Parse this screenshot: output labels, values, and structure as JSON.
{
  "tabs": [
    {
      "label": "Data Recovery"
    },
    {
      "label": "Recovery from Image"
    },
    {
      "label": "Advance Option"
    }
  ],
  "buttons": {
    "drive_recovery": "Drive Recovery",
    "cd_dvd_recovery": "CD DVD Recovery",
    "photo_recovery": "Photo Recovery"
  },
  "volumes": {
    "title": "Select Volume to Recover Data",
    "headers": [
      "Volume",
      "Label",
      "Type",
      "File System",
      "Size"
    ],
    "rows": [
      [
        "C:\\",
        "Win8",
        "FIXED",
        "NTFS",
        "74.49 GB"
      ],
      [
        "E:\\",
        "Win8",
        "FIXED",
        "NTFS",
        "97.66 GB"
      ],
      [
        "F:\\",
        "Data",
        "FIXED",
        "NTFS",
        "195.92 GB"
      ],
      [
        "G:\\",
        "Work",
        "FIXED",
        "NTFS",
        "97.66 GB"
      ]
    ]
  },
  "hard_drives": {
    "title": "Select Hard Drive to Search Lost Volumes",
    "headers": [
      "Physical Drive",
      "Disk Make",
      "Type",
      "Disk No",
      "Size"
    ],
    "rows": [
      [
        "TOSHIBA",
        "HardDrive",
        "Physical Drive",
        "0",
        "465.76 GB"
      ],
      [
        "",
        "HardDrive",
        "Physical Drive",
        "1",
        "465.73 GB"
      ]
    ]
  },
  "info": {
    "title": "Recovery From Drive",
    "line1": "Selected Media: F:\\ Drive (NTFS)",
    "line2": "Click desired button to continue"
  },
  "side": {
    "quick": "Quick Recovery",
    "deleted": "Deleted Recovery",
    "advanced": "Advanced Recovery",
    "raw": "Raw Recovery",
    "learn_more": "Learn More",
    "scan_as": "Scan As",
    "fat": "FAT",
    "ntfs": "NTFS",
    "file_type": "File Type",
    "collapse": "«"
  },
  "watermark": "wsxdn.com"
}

+-------+

=== DIRECTIVE ===
Print the material above once more, exactly.

=== SOLUTION FOR THIS PROBLEM ===
Parse this screenshot: output labels, values, and structure as JSON.
{
  "tabs": [
    {
      "label": "Data Recovery"
    },
    {
      "label": "Recovery from Image"
    },
    {
      "label": "Advance Option"
    }
  ],
  "buttons": {
    "drive_recovery": "Drive Recovery",
    "cd_dvd_recovery": "CD DVD Recovery",
    "photo_recovery": "Photo Recovery"
  },
  "volumes": {
    "title": "Select Volume to Recover Data",
    "headers": [
      "Volume",
      "Label",
      "Type",
      "File System",
      "Size"
    ],
    "rows": [
      [
        "C:\\",
        "Win8",
        "FIXED",
        "NTFS",
        "74.49 GB"
      ],
      [
        "E:\\",
        "Win8",
        "FIXED",
        "NTFS",
        "97.66 GB"
      ],
      [
        "F:\\",
        "Data",
        "FIXED",
        "NTFS",
        "195.92 GB"
      ],
      [
        "G:\\",
        "Work",
        "FIXED",
        "NTFS",
        "97.66 GB"
      ]
    ]
  },
  "hard_drives": {
    "title": "Select Hard Drive to Search Lost Volumes",
    "headers": [
      "Physical Drive",
      "Disk Make",
      "Type",
      "Disk No",
      "Size"
    ],
    "rows": [
      [
        "TOSHIBA",
        "HardDrive",
        "Physical Drive",
        "0",
        "465.76 GB"
      ],
      [
        "",
        "HardDrive",
        "Physical Drive",
        "1",
        "465.73 GB"
      ]
    ]
  },
  "info": {
    "title": "Recovery From Drive",
    "line1": "Selected Media: F:\\ Drive (NTFS)",
    "line2": "Click desired button to continue"
  },
  "side": {
    "quick": "Quick Recovery",
    "deleted": "Deleted Recovery",
    "advanced": "Advanced Recovery",
    "raw": "Raw Recovery",
    "learn_more": "Learn More",
    "scan_as": "Scan As",
    "fat": "FAT",
    "ntfs": "NTFS",
    "file_type": "File Type",
    "collapse": "«"
  },
  "watermark": "wsxdn.com"
}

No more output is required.